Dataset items
════════════════

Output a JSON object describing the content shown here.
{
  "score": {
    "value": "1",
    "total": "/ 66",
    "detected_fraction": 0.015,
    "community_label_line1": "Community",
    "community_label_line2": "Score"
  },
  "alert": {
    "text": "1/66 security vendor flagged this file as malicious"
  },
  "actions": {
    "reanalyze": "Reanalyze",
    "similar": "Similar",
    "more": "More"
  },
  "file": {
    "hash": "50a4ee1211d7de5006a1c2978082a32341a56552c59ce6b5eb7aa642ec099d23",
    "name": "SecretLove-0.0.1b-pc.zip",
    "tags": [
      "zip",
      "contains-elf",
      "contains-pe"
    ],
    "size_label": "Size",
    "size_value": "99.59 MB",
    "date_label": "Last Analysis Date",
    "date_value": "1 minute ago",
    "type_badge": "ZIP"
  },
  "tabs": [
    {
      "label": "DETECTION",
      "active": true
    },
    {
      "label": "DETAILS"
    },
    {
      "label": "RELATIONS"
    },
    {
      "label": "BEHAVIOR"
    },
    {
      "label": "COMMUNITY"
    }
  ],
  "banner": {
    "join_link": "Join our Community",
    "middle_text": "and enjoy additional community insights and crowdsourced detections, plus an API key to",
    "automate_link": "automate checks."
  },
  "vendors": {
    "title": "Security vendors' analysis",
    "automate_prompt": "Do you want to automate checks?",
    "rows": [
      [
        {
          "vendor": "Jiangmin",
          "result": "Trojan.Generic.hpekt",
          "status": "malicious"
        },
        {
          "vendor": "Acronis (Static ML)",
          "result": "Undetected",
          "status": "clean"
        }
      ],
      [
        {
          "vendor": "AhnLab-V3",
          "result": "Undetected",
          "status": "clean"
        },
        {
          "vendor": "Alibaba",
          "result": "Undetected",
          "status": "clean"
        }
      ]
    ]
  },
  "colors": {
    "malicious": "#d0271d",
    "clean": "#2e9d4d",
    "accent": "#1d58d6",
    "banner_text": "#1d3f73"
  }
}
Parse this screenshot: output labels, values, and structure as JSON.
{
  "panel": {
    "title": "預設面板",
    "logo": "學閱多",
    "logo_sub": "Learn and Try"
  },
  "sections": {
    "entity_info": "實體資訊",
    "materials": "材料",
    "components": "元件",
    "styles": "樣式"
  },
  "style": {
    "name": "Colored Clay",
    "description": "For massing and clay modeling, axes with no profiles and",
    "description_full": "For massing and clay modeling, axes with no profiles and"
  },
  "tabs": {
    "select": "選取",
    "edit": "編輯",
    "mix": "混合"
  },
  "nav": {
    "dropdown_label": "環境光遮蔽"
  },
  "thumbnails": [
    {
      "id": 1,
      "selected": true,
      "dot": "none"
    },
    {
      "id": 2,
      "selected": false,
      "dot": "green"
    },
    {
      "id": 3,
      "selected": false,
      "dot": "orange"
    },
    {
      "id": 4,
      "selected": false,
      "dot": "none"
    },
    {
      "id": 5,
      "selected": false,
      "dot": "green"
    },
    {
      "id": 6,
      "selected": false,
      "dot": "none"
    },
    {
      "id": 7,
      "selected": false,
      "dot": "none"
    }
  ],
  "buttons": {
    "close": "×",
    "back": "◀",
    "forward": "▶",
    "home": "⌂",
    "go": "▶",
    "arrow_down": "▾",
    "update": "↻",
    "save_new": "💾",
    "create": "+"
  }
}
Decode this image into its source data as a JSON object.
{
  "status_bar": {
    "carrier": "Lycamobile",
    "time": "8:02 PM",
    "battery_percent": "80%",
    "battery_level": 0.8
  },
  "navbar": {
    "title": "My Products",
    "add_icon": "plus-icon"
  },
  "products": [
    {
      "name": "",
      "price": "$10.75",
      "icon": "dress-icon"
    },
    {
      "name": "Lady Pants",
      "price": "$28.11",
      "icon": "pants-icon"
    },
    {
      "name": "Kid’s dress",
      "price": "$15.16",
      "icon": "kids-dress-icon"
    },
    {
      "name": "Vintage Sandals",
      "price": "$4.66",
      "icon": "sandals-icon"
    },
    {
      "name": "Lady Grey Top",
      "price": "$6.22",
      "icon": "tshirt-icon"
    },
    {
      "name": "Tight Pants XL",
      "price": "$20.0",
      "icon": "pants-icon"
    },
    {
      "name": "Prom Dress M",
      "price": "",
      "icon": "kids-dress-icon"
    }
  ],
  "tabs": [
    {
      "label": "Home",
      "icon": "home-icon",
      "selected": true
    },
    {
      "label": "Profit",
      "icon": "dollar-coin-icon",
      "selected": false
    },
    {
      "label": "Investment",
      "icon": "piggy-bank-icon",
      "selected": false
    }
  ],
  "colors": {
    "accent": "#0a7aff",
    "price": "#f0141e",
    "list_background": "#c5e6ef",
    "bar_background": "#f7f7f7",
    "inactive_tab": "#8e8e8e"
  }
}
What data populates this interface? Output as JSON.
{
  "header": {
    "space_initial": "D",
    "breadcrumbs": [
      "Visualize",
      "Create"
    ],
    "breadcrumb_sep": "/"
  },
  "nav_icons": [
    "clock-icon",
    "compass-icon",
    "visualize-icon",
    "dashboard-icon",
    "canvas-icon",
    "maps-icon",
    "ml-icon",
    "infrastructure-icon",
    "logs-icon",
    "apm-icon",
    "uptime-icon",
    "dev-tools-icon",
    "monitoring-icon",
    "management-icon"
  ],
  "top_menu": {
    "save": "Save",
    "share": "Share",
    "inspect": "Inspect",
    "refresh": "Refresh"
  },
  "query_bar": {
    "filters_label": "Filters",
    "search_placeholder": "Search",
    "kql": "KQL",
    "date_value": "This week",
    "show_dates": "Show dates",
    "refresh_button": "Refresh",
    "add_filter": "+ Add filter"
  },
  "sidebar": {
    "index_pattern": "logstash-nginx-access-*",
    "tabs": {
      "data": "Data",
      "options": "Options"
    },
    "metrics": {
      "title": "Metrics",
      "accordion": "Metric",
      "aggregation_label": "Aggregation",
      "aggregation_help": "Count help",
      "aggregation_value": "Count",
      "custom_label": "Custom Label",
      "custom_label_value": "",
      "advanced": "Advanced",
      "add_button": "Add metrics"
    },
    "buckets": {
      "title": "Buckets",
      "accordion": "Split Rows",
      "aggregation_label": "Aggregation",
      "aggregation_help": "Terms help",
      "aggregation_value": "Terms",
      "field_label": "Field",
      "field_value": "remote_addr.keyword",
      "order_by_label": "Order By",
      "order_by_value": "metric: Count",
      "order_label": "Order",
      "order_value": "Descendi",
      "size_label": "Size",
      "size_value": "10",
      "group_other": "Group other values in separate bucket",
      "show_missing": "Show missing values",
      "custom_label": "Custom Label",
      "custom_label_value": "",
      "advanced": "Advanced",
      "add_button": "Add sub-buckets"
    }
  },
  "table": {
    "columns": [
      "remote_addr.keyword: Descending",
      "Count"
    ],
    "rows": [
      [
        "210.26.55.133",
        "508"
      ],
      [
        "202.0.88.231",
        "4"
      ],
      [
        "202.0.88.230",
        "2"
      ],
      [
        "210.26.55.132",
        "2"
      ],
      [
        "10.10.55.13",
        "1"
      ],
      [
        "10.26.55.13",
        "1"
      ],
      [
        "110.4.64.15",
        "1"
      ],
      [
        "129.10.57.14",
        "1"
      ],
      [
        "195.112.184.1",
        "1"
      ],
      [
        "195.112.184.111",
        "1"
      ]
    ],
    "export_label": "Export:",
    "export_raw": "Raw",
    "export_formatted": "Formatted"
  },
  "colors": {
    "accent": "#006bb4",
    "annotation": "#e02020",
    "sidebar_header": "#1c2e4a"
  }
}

════════════════

Your goal
Please restate the data word for word, every record included.

The response
Output a JSON object describing the content shown here.
{
  "score": {
    "value": "1",
    "total": "/ 66",
    "detected_fraction": 0.015,
    "community_label_line1": "Community",
    "community_label_line2": "Score"
  },
  "alert": {
    "text": "1/66 security vendor flagged this file as malicious"
  },
  "actions": {
    "reanalyze": "Reanalyze",
    "similar": "Similar",
    "more": "More"
  },
  "file": {
    "hash": "50a4ee1211d7de5006a1c2978082a32341a56552c59ce6b5eb7aa642ec099d23",
    "name": "SecretLove-0.0.1b-pc.zip",
    "tags": [
      "zip",
      "contains-elf",
      "contains-pe"
    ],
    "size_label": "Size",
    "size_value": "99.59 MB",
    "date_label": "Last Analysis Date",
    "date_value": "1 minute ago",
    "type_badge": "ZIP"
  },
  "tabs": [
    {
      "label": "DETECTION",
      "active": true
    },
    {
      "label": "DETAILS"
    },
    {
      "label": "RELATIONS"
    },
    {
      "label": "BEHAVIOR"
    },
    {
      "label": "COMMUNITY"
    }
  ],
  "banner": {
    "join_link": "Join our Community",
    "middle_text": "and enjoy additional community insights and crowdsourced detections, plus an API key to",
    "automate_link": "automate checks."
  },
  "vendors": {
    "title": "Security vendors' analysis",
    "automate_prompt": "Do you want to automate checks?",
    "rows": [
      [
        {
          "vendor": "Jiangmin",
          "result": "Trojan.Generic.hpekt",
          "status": "malicious"
        },
        {
          "vendor": "Acronis (Static ML)",
          "result": "Undetected",
          "status": "clean"
        }
      ],
      [
        {
          "vendor": "AhnLab-V3",
          "result": "Undetected",
          "status": "clean"
        },
        {
          "vendor": "Alibaba",
          "result": "Undetected",
          "status": "clean"
        }
      ]
    ]
  },
  "colors": {
    "malicious": "#d0271d",
    "clean": "#2e9d4d",
    "accent": "#1d58d6",
    "banner_text": "#1d3f73"
  }
}
Parse this screenshot: output labels, values, and structure as JSON.
{
  "panel": {
    "title": "預設面板",
    "logo": "學閱多",
    "logo_sub": "Learn and Try"
  },
  "sections": {
    "entity_info": "實體資訊",
    "materials": "材料",
    "components": "元件",
    "styles": "樣式"
  },
  "style": {
    "name": "Colored Clay",
    "description": "For massing and clay modeling, axes with no profiles and",
    "description_full": "For massing and clay modeling, axes with no profiles and"
  },
  "tabs": {
    "select": "選取",
    "edit": "編輯",
    "mix": "混合"
  },
  "nav": {
    "dropdown_label": "環境光遮蔽"
  },
  "thumbnails": [
    {
      "id": 1,
      "selected": true,
      "dot": "none"
    },
    {
      "id": 2,
      "selected": false,
      "dot": "green"
    },
    {
      "id": 3,
      "selected": false,
      "dot": "orange"
    },
    {
      "id": 4,
      "selected": false,
      "dot": "none"
    },
    {
      "id": 5,
      "selected": false,
      "dot": "green"
    },
    {
      "id": 6,
      "selected": false,
      "dot": "none"
    },
    {
      "id": 7,
      "selected": false,
      "dot": "none"
    }
  ],
  "buttons": {
    "close": "×",
    "back": "◀",
    "forward": "▶",
    "home": "⌂",
    "go": "▶",
    "arrow_down": "▾",
    "update": "↻",
    "save_new": "💾",
    "create": "+"
  }
}
Decode this image into its source data as a JSON object.
{
  "status_bar": {
    "carrier": "Lycamobile",
    "time": "8:02 PM",
    "battery_percent": "80%",
    "battery_level": 0.8
  },
  "navbar": {
    "title": "My Products",
    "add_icon": "plus-icon"
  },
  "products": [
    {
      "name": "",
      "price": "$10.75",
      "icon": "dress-icon"
    },
    {
      "name": "Lady Pants",
      "price": "$28.11",
      "icon": "pants-icon"
    },
    {
      "name": "Kid’s dress",
      "price": "$15.16",
      "icon": "kids-dress-icon"
    },
    {
      "name": "Vintage Sandals",
      "price": "$4.66",
      "icon": "sandals-icon"
    },
    {
      "name": "Lady Grey Top",
      "price": "$6.22",
      "icon": "tshirt-icon"
    },
    {
      "name": "Tight Pants XL",
      "price": "$20.0",
      "icon": "pants-icon"
    },
    {
      "name": "Prom Dress M",
      "price": "",
      "icon": "kids-dress-icon"
    }
  ],
  "tabs": [
    {
      "label": "Home",
      "icon": "home-icon",
      "selected": true
    },
    {
      "label": "Profit",
      "icon": "dollar-coin-icon",
      "selected": false
    },
    {
      "label": "Investment",
      "icon": "piggy-bank-icon",
      "selected": false
    }
  ],
  "colors": {
    "accent": "#0a7aff",
    "price": "#f0141e",
    "list_background": "#c5e6ef",
    "bar_background": "#f7f7f7",
    "inactive_tab": "#8e8e8e"
  }
}
What data populates this interface? Output as JSON.
{
  "header": {
    "space_initial": "D",
    "breadcrumbs": [
      "Visualize",
      "Create"
    ],
    "breadcrumb_sep": "/"
  },
  "nav_icons": [
    "clock-icon",
    "compass-icon",
    "visualize-icon",
    "dashboard-icon",
    "canvas-icon",
    "maps-icon",
    "ml-icon",
    "infrastructure-icon",
    "logs-icon",
    "apm-icon",
    "uptime-icon",
    "dev-tools-icon",
    "monitoring-icon",
    "management-icon"
  ],
  "top_menu": {
    "save": "Save",
    "share": "Share",
    "inspect": "Inspect",
    "refresh": "Refresh"
  },
  "query_bar": {
    "filters_label": "Filters",
    "search_placeholder": "Search",
    "kql": "KQL",
    "date_value": "This week",
    "show_dates": "Show dates",
    "refresh_button": "Refresh",
    "add_filter": "+ Add filter"
  },
  "sidebar": {
    "index_pattern": "logstash-nginx-access-*",
    "tabs": {
      "data": "Data",
      "options": "Options"
    },
    "metrics": {
      "title": "Metrics",
      "accordion": "Metric",
      "aggregation_label": "Aggregation",
      "aggregation_help": "Count help",
      "aggregation_value": "Count",
      "custom_label": "Custom Label",
      "custom_label_value": "",
      "advanced": "Advanced",
      "add_button": "Add metrics"
    },
    "buckets": {
      "title": "Buckets",
      "accordion": "Split Rows",
      "aggregation_label": "Aggregation",
      "aggregation_help": "Terms help",
      "aggregation_value": "Terms",
      "field_label": "Field",
      "field_value": "remote_addr.keyword",
      "order_by_label": "Order By",
      "order_by_value": "metric: Count",
      "order_label": "Order",
      "order_value": "Descendi",
      "size_label": "Size",
      "size_value": "10",
      "group_other": "Group other values in separate bucket",
      "show_missing": "Show missing values",
      "custom_label": "Custom Label",
      "custom_label_value": "",
      "advanced": "Advanced",
      "add_button": "Add sub-buckets"
    }
  },
  "table": {
    "columns": [
      "remote_addr.keyword: Descending",
      "Count"
    ],
    "rows": [
      [
        "210.26.55.133",
        "508"
      ],
      [
        "202.0.88.231",
        "4"
      ],
      [
        "202.0.88.230",
        "2"
      ],
      [
        "210.26.55.132",
        "2"
      ],
      [
        "10.10.55.13",
        "1"
      ],
      [
        "10.26.55.13",
        "1"
      ],
      [
        "110.4.64.15",
        "1"
      ],
      [
        "129.10.57.14",
        "1"
      ],
      [
        "195.112.184.1",
        "1"
      ],
      [
        "195.112.184.111",
        "1"
      ]
    ],
    "export_label": "Export:",
    "export_raw": "Raw",
    "export_formatted": "Formatted"
  },
  "colors": {
    "accent": "#006bb4",
    "annotation": "#e02020",
    "sidebar_header": "#1c2e4a"
  }
}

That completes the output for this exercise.